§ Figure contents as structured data
_ _ _ _ _

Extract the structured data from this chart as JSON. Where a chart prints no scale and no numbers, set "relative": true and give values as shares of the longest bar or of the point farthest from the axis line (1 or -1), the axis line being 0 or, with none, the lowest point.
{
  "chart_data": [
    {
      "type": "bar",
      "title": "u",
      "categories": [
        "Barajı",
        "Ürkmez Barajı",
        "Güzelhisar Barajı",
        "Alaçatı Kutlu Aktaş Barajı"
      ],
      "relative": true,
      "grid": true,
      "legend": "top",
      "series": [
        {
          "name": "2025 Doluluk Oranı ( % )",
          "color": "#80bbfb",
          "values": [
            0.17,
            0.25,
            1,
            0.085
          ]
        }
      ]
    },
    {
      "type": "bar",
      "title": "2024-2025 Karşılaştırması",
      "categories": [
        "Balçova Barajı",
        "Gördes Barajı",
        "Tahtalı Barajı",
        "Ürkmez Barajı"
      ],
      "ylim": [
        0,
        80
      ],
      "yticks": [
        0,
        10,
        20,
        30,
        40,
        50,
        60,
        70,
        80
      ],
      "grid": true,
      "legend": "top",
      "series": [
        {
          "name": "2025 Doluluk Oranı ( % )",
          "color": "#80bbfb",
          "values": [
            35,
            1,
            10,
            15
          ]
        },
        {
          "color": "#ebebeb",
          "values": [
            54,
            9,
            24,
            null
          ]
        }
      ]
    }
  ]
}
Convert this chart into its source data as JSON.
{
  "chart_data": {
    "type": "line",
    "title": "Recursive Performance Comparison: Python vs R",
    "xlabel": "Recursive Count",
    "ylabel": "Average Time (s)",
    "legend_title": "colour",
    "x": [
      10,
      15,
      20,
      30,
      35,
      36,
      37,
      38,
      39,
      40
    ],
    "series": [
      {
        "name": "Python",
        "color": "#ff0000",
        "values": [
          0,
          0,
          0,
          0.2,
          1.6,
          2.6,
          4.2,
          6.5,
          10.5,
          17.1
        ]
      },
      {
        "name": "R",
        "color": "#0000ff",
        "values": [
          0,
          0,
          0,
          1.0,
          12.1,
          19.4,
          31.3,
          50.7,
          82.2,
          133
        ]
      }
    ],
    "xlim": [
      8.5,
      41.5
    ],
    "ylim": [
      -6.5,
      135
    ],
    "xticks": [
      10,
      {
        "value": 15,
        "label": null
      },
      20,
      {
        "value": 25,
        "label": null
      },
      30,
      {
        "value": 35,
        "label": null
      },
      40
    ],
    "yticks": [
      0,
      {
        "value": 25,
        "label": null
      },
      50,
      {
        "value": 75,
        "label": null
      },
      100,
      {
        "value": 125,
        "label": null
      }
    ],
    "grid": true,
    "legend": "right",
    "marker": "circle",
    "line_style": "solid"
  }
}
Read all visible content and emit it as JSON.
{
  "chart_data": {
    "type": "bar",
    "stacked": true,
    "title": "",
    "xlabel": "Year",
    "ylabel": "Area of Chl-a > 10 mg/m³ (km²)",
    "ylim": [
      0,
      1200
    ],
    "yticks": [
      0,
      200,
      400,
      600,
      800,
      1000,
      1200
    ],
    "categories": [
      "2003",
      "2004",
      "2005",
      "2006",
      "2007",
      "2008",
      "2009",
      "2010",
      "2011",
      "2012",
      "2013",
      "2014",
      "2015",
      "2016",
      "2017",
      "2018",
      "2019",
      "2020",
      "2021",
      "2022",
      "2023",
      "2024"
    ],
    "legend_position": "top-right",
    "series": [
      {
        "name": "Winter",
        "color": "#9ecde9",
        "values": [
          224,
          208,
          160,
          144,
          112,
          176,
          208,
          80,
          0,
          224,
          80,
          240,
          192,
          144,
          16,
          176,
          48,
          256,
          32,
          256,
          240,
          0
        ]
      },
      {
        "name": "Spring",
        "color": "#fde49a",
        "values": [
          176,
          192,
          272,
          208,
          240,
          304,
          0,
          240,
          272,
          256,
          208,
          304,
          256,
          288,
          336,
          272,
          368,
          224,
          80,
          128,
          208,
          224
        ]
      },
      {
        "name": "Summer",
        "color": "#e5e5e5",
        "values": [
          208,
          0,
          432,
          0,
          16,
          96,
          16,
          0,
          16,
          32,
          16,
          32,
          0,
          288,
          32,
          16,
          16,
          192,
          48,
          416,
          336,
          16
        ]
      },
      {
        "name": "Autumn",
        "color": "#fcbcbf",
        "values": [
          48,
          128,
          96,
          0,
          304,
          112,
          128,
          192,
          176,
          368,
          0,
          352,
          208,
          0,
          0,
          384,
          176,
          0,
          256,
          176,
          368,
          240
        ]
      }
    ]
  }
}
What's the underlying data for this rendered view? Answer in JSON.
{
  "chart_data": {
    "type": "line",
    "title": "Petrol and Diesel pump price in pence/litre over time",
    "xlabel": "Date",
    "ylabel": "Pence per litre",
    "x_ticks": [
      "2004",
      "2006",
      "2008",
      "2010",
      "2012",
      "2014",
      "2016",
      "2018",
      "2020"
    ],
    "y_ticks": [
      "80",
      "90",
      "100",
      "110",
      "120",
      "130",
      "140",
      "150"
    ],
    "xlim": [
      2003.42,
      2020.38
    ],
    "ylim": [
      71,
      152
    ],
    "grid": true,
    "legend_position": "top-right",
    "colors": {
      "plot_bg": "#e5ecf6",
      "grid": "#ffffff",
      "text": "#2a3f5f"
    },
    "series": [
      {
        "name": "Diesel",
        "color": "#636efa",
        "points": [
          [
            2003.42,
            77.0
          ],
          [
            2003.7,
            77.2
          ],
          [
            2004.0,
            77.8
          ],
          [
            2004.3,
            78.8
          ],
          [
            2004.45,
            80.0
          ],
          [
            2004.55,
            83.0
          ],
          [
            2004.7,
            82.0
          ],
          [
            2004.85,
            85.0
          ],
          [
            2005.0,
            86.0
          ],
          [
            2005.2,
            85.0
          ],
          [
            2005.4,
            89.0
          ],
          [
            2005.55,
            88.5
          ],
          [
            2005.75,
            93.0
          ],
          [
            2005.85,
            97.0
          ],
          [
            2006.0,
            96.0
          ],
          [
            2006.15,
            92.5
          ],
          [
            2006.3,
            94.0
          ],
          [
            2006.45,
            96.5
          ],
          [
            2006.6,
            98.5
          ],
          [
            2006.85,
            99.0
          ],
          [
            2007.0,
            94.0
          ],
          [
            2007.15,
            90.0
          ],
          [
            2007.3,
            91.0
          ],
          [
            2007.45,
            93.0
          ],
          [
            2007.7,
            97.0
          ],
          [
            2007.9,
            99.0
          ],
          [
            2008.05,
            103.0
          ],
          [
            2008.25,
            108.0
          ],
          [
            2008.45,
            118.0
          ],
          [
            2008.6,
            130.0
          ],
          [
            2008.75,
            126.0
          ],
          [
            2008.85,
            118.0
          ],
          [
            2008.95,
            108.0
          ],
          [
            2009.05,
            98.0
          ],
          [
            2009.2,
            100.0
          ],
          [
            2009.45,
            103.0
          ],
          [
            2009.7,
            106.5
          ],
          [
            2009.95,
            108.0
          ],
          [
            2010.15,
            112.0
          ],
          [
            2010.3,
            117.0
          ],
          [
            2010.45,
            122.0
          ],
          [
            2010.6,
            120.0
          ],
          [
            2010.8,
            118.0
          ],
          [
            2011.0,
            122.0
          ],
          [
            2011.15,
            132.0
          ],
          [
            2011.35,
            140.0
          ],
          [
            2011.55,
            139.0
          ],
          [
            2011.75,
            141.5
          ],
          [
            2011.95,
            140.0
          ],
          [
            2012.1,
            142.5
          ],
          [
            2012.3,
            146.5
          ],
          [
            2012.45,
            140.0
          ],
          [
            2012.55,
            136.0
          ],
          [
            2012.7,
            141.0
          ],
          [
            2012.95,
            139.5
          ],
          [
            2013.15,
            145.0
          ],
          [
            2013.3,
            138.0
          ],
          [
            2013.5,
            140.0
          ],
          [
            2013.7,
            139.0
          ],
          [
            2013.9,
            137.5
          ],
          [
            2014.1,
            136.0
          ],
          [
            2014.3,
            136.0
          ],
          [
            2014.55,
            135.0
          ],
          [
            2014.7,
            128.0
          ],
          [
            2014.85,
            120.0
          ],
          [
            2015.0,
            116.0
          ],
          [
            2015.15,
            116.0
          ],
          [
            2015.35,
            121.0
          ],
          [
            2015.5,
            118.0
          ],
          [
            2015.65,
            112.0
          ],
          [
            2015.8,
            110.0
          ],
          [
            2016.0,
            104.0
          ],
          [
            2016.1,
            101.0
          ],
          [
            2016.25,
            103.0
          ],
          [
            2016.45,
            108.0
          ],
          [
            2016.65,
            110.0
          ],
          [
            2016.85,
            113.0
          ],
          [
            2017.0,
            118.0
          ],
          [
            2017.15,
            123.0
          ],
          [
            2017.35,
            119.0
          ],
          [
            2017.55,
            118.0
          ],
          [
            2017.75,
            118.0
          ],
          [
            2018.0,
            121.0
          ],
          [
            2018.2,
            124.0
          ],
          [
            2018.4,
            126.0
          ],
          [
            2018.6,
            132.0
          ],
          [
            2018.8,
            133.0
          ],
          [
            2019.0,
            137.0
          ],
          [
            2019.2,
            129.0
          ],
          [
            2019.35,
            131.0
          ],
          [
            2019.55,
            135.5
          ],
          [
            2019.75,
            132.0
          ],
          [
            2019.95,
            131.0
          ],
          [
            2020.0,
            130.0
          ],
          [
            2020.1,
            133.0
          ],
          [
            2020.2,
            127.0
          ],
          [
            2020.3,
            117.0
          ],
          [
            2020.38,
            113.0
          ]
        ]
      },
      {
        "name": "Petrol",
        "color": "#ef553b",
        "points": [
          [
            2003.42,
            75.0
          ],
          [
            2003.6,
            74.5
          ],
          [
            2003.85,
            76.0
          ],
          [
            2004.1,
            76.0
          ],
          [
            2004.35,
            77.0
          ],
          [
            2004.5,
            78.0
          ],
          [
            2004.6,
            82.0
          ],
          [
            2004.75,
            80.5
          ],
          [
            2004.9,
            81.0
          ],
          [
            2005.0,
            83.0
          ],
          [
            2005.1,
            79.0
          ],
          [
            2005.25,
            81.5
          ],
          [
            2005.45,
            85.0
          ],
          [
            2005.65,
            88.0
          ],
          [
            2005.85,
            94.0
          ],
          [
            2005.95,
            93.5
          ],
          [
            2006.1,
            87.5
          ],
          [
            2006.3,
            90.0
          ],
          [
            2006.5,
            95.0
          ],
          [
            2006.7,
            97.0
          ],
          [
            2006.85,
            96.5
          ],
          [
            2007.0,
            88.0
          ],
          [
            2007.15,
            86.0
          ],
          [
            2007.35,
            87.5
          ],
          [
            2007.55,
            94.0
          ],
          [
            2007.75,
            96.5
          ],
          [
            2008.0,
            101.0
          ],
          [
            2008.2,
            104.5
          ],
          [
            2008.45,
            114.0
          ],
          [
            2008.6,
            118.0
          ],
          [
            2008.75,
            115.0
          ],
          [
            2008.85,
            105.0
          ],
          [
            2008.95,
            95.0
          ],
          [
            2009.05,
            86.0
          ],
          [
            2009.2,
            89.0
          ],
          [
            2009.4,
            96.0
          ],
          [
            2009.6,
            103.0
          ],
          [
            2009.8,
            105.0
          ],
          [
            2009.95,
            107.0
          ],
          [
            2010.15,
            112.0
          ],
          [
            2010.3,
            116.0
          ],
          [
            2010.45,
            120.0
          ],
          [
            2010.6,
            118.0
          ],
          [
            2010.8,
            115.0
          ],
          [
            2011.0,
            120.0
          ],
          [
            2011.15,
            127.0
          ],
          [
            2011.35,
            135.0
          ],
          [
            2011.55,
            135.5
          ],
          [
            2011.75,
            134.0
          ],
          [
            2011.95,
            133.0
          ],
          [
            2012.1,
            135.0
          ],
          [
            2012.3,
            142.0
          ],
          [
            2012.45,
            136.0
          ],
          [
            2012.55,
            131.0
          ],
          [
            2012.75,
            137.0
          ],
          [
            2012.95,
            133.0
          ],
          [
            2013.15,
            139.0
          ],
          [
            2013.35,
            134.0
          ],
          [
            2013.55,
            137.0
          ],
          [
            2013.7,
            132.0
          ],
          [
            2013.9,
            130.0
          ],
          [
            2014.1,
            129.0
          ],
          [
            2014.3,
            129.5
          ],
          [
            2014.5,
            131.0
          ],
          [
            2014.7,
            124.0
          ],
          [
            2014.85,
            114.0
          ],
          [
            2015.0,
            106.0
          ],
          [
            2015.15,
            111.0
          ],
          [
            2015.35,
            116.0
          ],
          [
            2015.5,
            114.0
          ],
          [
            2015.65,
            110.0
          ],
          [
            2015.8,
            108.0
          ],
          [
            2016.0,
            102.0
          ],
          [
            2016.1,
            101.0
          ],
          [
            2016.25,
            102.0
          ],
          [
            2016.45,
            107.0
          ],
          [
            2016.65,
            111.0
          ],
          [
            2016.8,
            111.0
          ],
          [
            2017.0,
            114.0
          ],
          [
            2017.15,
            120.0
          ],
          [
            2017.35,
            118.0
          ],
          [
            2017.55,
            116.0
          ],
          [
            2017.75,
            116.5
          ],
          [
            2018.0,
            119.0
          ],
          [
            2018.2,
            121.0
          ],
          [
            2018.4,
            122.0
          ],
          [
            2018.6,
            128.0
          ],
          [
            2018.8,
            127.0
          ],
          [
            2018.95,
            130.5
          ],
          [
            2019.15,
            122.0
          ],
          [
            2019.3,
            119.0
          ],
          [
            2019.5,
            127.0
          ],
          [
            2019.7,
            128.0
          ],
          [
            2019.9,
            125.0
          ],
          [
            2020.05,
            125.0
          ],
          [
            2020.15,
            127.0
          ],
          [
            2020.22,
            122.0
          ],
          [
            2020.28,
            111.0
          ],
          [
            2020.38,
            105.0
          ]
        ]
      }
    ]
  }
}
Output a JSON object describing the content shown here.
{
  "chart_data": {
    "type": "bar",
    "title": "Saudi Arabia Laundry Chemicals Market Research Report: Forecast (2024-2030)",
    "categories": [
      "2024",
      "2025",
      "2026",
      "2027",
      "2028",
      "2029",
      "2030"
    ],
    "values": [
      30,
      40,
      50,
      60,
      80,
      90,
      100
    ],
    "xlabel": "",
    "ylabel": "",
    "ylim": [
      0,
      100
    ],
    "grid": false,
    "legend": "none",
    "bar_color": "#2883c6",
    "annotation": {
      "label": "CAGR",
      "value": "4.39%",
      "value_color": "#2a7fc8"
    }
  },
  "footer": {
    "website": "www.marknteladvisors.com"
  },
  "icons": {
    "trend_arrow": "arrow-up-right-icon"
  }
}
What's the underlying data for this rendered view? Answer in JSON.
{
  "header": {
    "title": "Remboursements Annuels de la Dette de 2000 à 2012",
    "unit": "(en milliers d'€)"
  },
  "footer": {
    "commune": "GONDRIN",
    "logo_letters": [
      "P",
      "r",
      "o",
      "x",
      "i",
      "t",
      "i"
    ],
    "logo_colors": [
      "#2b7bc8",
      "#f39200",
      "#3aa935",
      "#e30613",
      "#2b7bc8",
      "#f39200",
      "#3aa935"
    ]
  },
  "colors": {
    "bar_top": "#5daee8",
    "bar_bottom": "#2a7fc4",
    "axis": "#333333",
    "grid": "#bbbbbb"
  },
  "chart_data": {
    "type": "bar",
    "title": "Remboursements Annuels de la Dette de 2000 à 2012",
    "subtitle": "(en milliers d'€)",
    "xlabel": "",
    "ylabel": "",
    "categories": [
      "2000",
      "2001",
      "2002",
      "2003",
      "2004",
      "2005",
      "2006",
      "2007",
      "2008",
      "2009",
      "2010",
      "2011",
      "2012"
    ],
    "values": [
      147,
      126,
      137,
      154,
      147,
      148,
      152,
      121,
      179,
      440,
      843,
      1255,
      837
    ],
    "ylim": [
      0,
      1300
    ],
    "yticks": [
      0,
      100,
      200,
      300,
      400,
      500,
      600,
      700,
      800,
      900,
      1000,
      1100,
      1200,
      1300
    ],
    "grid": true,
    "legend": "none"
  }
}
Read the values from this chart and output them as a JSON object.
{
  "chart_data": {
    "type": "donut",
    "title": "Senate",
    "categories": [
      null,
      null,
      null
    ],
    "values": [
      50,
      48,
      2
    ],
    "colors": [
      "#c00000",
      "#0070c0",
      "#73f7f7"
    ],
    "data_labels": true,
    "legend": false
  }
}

_ _ _ _ _

§ SHORT EXERCISE
Where does the word "Petrol" appear? Return each line that holds it.

§ RESPONSE TO THE TASK
    "title": "Petrol and Diesel pump price in pence/litre over time",
        "name": "Petrol",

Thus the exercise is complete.